_Required task_
Track down the lines that contain "Surface" and copy them.

_Stored data_
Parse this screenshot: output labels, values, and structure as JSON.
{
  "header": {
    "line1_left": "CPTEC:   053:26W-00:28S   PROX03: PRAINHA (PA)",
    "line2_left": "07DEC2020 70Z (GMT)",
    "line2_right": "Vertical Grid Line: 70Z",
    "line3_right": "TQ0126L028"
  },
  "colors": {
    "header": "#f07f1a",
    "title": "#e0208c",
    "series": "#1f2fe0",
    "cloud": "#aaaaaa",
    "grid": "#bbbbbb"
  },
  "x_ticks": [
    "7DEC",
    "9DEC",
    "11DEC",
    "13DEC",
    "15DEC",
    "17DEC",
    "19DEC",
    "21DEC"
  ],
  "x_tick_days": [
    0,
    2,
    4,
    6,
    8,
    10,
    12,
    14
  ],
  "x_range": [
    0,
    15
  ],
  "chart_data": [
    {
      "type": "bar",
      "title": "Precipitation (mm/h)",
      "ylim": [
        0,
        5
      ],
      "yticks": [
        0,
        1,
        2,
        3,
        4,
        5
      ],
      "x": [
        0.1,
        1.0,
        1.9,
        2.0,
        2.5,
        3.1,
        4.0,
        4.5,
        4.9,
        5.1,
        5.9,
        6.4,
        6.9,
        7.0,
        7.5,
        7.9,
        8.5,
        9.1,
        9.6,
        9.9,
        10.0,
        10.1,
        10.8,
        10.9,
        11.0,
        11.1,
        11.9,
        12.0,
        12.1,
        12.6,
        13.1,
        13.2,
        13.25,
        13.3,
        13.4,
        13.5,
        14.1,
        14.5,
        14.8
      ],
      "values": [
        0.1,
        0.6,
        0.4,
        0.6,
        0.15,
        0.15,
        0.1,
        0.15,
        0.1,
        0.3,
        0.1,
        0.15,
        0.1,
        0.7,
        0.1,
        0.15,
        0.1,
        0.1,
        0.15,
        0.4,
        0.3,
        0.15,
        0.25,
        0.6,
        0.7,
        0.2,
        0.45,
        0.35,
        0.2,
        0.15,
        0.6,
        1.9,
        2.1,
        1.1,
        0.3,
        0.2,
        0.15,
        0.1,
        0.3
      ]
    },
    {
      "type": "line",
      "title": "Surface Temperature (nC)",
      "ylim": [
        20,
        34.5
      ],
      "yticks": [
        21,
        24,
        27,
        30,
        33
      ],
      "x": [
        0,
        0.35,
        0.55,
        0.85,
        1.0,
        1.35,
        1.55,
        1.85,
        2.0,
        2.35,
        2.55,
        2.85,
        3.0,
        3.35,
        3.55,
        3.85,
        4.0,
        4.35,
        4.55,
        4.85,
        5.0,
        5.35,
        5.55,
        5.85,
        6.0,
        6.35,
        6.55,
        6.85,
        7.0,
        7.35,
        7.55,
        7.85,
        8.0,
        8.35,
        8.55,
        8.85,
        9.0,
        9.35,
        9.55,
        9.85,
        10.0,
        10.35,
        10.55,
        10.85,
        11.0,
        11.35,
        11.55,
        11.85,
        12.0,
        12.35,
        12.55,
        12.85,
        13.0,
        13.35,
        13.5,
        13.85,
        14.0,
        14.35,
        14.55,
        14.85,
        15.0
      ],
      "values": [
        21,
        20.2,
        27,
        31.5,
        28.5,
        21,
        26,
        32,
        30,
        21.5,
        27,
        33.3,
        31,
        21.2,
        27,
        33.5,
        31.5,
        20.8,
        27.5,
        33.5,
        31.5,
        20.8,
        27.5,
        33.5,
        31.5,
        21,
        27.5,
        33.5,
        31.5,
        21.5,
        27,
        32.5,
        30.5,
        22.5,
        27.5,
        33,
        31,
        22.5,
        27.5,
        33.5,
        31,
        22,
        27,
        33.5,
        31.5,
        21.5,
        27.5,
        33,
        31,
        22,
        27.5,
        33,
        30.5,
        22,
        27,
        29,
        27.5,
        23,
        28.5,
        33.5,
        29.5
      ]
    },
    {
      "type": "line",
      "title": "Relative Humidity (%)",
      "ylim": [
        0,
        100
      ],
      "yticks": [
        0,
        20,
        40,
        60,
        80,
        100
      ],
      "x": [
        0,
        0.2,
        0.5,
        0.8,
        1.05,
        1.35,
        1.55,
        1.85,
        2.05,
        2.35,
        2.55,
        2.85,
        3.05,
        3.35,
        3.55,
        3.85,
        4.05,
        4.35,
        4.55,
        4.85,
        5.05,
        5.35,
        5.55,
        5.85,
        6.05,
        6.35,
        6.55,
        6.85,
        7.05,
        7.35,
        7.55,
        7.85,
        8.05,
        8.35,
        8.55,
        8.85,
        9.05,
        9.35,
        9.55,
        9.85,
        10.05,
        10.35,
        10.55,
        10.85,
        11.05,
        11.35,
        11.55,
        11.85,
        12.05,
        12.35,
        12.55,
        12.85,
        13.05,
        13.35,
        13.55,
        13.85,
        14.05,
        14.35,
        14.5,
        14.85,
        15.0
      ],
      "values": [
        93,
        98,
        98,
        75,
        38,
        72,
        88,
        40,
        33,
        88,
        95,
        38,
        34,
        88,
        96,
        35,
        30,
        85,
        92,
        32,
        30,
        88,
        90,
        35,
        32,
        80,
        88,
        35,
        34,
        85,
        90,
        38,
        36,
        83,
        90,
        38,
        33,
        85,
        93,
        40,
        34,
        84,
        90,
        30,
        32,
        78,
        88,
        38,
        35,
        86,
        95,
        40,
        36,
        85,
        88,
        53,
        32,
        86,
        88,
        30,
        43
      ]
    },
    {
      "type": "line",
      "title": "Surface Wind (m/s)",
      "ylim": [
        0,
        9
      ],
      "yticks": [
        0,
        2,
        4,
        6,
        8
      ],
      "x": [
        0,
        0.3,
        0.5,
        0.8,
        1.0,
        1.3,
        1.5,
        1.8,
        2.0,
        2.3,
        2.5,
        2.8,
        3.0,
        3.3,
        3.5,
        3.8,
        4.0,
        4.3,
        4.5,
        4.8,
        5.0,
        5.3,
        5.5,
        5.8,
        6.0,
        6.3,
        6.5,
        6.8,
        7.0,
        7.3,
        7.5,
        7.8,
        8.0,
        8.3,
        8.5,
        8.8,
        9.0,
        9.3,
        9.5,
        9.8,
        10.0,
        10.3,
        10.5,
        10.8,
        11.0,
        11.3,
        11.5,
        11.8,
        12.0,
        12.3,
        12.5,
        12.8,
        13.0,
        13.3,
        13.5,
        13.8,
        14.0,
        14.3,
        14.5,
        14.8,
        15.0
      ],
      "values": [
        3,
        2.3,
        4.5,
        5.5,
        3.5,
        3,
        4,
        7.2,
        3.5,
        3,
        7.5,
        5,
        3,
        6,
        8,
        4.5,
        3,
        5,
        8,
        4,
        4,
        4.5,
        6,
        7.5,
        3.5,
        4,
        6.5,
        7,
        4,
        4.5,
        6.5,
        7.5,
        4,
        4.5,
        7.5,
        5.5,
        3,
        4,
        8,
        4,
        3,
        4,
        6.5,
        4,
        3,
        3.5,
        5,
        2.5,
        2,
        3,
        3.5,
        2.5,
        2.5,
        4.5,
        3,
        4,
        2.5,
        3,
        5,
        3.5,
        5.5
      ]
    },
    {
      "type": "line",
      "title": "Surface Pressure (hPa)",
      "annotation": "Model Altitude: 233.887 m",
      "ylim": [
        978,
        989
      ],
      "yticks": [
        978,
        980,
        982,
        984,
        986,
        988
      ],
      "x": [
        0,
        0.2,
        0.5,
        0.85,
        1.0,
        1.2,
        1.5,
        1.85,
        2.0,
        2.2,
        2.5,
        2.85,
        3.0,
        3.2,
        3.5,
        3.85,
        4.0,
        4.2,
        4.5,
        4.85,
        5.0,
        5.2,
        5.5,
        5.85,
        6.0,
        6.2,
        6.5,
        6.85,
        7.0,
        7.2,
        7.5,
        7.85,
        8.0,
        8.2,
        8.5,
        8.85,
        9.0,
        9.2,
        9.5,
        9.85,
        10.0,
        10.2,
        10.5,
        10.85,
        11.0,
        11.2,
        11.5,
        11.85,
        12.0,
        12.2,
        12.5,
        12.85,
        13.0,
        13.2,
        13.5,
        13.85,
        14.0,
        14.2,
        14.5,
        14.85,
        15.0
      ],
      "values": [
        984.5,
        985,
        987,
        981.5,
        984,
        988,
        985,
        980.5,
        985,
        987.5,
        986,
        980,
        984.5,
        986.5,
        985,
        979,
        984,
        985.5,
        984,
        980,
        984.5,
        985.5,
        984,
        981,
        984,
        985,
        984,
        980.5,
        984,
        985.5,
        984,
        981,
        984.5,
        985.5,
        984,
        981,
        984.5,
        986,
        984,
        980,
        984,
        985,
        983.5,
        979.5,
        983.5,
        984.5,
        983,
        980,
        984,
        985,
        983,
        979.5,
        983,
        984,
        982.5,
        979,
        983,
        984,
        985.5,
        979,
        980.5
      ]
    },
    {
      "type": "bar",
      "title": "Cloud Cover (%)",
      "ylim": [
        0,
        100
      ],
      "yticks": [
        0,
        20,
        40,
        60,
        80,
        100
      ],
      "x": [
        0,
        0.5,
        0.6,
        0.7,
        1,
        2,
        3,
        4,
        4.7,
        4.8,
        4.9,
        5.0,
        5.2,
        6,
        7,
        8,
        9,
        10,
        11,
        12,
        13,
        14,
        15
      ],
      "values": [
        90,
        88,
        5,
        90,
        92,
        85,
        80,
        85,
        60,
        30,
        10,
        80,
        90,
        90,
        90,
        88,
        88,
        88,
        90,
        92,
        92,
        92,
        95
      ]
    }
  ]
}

_Answer to the task_
      "title": "Surface Temperature (nC)",
      "title": "Surface Wind (m/s)",
      "title": "Surface Pressure (hPa)",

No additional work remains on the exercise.